TASK: Within the records that follow, find every line containing the string "image". Copy those lines.

ENTRIES SUPPLIED:
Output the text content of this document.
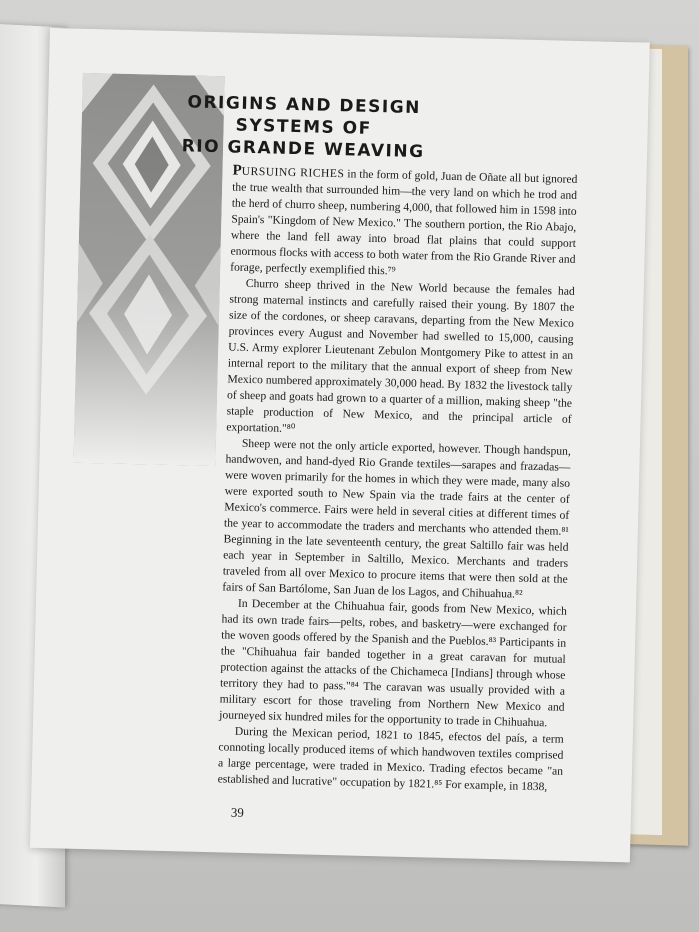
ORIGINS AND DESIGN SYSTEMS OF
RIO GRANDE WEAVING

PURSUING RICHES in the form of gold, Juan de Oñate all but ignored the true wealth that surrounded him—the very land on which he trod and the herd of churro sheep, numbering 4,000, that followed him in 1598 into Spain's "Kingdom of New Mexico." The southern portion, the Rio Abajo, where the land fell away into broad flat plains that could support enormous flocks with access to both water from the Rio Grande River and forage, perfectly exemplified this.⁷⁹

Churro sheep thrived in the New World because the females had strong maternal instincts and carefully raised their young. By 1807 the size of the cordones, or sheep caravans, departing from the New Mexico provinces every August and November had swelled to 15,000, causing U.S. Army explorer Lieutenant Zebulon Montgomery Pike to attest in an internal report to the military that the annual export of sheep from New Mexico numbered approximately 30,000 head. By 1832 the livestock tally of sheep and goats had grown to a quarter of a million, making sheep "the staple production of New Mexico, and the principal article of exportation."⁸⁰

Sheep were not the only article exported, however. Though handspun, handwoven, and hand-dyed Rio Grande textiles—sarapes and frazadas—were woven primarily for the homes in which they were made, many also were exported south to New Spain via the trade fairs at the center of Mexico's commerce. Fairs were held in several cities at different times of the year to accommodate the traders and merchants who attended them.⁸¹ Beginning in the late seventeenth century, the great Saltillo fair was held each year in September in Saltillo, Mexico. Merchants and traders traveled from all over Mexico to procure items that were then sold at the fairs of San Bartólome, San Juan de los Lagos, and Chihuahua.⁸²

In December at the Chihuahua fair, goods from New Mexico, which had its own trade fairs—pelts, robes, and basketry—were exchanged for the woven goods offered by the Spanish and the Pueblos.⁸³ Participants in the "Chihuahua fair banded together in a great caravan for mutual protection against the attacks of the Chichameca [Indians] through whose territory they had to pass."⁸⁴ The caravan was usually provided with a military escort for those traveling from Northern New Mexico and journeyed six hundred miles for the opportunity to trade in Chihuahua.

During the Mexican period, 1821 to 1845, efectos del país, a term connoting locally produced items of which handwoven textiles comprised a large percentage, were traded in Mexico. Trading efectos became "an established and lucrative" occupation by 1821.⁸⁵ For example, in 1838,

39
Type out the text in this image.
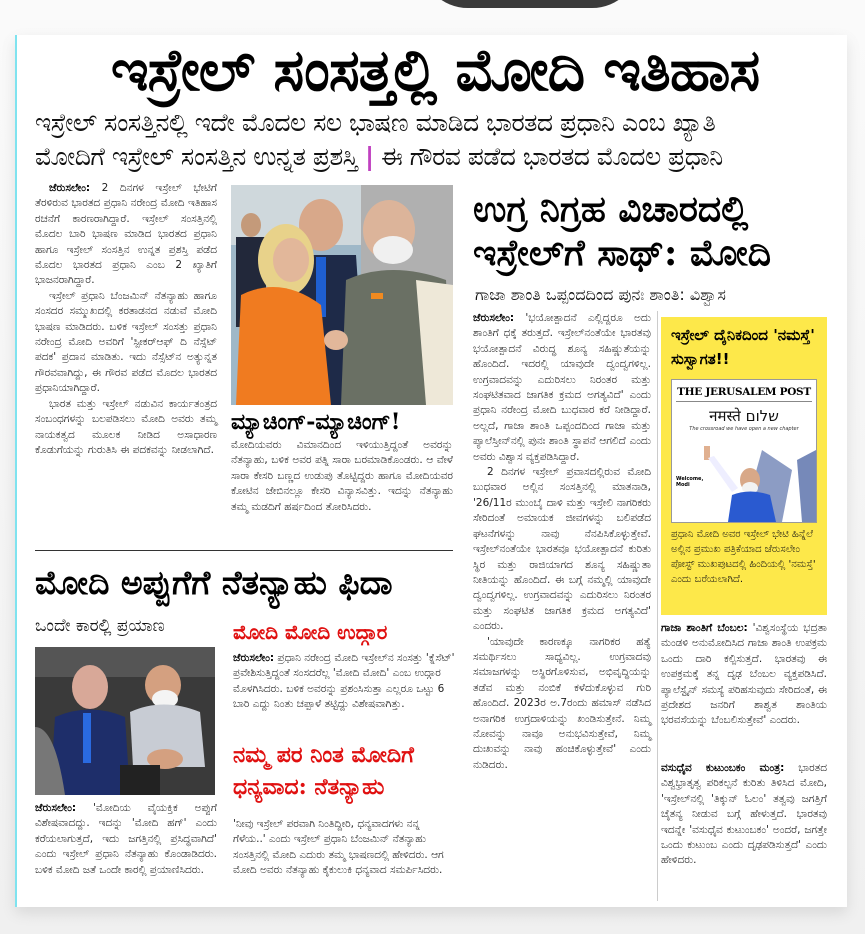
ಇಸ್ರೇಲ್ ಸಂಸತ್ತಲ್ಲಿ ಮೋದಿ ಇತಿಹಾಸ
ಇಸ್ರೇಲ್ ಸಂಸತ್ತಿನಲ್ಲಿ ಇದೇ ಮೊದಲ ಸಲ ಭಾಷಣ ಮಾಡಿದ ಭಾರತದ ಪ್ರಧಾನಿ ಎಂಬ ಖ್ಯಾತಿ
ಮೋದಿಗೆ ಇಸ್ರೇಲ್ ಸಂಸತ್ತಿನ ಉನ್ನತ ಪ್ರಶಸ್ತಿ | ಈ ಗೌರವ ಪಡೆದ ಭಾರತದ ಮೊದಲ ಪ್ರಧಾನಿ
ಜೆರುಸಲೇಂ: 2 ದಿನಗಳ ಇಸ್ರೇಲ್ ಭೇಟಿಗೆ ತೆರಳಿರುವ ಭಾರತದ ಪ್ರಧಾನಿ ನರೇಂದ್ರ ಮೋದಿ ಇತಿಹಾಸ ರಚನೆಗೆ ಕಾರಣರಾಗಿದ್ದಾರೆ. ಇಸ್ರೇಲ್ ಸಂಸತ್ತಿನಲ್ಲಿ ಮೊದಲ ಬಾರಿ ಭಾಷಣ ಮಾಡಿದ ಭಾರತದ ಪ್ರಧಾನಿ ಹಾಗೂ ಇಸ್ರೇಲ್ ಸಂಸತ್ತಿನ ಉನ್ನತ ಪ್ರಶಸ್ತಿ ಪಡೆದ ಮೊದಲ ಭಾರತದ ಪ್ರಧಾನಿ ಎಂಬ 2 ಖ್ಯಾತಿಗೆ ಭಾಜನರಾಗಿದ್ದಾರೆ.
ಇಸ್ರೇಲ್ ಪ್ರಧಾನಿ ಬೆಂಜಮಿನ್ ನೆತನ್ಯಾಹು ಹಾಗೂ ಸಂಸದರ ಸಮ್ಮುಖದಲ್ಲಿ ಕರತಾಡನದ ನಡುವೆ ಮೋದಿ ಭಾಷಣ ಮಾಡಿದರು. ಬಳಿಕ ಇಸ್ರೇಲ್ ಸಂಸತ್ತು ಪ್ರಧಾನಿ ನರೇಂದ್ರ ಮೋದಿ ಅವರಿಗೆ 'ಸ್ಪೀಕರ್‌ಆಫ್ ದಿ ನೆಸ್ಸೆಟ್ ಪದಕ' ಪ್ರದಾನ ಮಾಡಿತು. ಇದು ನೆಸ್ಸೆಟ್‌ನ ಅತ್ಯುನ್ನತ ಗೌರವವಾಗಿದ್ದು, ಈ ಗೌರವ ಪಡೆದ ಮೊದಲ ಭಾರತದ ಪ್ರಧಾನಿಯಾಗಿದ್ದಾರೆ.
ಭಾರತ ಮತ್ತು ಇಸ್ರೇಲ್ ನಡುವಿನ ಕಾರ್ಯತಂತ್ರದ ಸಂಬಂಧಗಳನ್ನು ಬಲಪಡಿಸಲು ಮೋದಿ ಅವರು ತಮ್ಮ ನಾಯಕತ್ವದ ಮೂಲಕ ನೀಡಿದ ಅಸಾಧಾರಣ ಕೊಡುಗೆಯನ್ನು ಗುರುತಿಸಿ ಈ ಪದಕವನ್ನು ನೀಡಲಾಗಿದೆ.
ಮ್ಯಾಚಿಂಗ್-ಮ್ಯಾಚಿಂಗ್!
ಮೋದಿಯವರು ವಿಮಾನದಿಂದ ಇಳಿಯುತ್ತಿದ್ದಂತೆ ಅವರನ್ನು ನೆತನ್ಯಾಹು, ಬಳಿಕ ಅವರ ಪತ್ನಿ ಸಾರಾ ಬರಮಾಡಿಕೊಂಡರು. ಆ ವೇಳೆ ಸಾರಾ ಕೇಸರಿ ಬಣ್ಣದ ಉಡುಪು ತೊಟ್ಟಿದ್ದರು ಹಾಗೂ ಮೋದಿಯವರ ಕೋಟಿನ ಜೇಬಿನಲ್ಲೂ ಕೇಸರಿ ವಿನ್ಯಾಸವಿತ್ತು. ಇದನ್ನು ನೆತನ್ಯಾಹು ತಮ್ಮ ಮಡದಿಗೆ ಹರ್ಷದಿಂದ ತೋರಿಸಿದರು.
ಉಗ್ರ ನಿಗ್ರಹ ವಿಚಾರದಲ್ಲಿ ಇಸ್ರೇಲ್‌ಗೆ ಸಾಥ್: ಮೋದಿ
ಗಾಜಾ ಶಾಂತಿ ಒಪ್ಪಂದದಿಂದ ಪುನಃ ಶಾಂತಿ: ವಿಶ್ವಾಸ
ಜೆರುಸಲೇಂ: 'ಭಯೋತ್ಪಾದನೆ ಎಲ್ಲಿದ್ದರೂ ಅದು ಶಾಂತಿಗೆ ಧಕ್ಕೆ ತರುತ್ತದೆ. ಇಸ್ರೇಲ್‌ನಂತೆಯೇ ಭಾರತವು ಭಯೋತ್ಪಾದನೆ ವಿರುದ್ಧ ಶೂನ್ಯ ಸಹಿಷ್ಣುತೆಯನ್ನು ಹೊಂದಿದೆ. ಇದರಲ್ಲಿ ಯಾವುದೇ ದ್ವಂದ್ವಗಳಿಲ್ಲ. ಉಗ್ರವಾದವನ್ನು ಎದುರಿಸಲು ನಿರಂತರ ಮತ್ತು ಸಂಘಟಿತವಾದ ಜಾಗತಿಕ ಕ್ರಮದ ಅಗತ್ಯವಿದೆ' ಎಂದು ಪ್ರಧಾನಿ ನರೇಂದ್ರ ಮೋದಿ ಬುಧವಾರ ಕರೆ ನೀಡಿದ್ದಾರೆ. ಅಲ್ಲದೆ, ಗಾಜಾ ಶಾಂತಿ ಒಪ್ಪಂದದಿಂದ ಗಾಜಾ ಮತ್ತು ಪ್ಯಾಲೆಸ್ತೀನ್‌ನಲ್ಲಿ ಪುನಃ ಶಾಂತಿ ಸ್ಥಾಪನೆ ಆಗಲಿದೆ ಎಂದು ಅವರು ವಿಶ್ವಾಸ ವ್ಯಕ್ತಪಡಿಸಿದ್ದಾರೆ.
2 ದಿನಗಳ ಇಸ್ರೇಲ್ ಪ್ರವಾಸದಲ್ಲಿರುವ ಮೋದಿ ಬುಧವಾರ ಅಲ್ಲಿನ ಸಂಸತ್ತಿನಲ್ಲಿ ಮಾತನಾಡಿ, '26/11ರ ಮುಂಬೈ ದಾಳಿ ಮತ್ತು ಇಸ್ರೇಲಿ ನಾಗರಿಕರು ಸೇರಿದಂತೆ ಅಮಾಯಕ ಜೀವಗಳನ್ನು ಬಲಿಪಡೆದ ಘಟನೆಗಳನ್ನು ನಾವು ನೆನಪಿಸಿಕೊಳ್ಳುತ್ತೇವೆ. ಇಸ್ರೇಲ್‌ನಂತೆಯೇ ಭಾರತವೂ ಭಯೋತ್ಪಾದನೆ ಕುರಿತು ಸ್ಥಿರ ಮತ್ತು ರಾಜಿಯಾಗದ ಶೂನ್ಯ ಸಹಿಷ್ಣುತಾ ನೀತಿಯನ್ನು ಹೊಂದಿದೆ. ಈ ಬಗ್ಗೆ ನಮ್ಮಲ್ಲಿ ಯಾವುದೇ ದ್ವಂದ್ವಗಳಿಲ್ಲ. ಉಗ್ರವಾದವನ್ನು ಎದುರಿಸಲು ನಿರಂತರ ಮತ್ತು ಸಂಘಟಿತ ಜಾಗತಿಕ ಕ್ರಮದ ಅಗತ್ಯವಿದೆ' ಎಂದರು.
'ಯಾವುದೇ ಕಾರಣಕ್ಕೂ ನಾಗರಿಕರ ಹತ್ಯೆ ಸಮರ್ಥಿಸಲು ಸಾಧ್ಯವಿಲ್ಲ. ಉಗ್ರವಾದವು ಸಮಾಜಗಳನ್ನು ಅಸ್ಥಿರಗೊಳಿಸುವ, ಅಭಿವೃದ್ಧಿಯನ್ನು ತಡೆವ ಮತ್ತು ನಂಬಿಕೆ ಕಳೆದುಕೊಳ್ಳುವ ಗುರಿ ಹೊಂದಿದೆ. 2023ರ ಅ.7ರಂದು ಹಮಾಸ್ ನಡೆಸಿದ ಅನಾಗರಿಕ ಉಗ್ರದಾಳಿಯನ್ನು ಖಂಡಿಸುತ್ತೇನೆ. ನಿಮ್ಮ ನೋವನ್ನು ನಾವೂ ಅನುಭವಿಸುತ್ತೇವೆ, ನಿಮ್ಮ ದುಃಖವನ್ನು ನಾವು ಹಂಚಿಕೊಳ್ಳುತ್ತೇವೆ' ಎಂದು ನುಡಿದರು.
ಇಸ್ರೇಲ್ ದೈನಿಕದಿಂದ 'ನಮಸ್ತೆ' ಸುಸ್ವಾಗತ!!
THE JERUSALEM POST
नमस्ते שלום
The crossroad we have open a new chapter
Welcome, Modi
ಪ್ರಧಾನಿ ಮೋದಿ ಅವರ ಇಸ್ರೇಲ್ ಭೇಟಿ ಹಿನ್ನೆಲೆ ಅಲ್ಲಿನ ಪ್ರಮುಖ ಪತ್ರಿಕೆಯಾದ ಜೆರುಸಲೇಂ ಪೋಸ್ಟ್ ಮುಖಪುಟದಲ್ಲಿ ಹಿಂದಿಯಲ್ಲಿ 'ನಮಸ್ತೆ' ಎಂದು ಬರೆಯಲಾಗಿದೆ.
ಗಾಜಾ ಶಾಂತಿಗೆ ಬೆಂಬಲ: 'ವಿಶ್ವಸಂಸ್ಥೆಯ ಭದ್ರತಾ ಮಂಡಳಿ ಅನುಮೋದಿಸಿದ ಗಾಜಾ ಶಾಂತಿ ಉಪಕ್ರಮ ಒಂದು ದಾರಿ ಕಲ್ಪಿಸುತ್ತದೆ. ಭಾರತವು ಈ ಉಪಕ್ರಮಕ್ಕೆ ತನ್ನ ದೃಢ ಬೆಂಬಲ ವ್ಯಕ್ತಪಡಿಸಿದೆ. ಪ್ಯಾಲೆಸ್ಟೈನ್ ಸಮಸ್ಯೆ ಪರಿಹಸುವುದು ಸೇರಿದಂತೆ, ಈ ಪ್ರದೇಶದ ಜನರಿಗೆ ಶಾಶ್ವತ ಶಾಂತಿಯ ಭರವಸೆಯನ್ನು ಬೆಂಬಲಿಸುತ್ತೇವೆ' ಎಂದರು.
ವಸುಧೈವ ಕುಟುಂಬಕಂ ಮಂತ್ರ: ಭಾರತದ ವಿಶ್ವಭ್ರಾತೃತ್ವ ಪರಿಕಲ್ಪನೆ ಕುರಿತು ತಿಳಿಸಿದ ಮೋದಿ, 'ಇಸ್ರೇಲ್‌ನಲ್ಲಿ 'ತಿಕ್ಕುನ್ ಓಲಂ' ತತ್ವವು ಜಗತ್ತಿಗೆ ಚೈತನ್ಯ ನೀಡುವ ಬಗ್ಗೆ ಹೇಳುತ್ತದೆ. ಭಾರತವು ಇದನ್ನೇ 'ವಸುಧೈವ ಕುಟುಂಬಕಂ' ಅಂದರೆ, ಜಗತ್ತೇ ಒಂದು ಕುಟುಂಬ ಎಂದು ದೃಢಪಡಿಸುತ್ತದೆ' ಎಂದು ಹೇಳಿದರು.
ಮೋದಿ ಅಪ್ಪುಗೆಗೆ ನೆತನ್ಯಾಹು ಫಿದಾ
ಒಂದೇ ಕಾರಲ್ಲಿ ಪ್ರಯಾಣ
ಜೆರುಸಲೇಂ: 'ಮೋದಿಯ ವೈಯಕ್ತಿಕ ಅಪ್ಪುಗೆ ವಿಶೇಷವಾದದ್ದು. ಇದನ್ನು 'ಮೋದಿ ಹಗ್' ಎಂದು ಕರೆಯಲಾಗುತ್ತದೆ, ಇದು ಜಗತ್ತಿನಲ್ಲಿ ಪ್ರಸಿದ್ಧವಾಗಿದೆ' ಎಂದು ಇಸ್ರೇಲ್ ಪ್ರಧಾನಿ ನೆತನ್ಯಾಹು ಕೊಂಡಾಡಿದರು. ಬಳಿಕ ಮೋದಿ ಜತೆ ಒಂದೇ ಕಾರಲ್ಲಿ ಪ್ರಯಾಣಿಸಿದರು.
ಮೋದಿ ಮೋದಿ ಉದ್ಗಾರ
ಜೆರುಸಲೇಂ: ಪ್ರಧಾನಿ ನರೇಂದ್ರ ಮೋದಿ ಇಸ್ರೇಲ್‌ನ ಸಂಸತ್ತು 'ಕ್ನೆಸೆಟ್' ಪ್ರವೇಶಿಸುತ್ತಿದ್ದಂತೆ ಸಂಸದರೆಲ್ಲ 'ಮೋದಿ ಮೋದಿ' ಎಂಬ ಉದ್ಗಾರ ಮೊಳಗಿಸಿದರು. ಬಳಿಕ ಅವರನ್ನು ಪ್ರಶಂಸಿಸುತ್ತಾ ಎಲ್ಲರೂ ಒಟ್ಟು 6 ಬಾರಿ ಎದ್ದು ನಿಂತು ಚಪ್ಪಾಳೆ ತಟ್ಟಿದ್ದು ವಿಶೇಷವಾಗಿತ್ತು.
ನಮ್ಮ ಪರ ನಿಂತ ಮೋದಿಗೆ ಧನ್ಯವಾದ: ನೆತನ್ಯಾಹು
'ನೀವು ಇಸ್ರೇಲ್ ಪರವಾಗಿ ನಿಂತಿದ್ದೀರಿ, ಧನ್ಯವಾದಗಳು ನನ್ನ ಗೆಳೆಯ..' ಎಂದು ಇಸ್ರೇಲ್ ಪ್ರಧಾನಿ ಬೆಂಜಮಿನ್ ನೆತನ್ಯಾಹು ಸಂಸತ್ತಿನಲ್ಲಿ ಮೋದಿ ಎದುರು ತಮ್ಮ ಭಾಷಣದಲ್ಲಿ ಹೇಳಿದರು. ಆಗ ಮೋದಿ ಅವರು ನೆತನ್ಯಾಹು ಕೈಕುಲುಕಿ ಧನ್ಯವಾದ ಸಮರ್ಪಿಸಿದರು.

---

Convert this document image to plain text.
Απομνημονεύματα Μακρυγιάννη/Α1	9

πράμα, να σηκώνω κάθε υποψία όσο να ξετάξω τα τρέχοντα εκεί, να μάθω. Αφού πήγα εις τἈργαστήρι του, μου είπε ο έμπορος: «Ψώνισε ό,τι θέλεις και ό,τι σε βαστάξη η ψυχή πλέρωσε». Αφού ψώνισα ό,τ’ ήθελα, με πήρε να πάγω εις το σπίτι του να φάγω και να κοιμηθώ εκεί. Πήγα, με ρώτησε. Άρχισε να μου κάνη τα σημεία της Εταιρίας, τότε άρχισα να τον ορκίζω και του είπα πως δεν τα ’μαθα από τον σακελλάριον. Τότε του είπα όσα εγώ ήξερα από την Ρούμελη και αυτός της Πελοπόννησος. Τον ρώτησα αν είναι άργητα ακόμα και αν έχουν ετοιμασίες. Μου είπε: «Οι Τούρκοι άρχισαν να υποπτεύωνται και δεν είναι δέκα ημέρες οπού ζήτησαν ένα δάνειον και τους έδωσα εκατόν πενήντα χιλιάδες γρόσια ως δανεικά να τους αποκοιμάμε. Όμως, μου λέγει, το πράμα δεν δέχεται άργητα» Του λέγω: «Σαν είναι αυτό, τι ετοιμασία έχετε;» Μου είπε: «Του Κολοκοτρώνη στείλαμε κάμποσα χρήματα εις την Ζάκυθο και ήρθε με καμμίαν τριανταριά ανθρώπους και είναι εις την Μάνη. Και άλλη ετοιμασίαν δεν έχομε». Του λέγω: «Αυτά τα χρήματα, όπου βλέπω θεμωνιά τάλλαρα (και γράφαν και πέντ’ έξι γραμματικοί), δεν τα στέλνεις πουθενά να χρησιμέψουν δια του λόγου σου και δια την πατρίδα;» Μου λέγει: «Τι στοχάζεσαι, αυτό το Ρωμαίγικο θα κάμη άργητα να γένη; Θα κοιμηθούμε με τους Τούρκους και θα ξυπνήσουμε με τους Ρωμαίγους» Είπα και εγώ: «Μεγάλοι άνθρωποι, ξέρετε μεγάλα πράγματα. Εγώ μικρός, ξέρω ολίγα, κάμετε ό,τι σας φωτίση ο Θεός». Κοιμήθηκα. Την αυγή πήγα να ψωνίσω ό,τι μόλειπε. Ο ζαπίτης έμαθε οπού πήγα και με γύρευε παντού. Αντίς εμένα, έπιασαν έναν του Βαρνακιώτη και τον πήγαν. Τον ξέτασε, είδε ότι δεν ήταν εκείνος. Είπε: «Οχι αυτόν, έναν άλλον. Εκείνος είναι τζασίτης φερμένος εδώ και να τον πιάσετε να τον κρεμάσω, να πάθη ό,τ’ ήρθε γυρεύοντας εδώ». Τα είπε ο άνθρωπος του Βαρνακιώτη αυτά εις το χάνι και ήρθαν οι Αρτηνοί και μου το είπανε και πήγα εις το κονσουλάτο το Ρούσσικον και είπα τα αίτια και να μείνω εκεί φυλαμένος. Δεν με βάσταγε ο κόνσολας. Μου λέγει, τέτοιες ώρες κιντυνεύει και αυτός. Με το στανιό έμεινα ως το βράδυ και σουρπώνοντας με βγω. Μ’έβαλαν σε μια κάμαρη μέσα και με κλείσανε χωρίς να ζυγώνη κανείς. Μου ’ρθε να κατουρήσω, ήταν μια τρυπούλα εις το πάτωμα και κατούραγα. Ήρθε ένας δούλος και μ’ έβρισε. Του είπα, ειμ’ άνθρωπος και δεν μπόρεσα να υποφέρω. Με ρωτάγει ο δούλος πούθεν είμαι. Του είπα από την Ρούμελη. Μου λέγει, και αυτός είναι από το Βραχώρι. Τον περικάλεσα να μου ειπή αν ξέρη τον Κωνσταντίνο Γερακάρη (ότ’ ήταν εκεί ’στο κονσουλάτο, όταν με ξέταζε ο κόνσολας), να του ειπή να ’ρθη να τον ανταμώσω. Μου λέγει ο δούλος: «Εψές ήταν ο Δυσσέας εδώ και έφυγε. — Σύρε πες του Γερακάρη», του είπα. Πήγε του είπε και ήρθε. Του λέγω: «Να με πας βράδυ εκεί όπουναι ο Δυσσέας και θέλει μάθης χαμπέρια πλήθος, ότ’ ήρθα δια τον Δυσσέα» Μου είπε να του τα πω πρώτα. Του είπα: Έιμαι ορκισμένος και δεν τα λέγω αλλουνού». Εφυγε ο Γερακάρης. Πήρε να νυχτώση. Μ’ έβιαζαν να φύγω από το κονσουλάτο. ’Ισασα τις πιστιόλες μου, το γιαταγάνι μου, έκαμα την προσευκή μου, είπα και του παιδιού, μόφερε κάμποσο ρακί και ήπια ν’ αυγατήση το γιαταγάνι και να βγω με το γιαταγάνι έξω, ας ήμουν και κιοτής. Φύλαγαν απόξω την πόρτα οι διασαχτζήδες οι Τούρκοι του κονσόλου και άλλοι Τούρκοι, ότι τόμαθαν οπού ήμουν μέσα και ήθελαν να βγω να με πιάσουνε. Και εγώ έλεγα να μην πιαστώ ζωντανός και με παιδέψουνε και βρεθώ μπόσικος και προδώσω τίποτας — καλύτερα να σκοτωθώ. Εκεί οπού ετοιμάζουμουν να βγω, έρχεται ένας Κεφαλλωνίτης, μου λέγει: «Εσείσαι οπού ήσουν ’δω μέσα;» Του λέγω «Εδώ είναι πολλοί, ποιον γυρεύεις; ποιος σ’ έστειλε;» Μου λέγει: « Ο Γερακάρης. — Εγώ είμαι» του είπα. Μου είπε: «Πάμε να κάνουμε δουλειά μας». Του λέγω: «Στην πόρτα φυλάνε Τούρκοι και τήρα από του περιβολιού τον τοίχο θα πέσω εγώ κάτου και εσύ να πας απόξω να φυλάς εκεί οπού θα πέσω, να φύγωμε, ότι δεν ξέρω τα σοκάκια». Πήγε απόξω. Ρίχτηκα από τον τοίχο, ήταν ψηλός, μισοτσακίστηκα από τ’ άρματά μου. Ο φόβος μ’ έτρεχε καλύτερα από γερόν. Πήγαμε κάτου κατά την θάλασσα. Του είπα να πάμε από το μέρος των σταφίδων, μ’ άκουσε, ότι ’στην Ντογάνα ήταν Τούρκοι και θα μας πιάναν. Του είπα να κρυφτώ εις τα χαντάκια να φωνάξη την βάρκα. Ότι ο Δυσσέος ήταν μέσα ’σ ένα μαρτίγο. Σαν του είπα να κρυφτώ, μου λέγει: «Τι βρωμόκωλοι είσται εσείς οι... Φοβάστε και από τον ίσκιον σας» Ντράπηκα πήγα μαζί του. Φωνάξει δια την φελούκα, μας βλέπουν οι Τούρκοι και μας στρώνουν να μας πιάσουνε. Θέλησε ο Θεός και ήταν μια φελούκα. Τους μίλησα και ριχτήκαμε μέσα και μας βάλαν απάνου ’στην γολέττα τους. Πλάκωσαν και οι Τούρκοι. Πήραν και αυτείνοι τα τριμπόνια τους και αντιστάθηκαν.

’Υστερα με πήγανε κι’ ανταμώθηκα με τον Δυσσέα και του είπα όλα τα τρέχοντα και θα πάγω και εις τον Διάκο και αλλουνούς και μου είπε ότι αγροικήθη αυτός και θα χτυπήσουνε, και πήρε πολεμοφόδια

WRITTEN ANSWER:
Type out the text in this image.
Convert this document image to plain text.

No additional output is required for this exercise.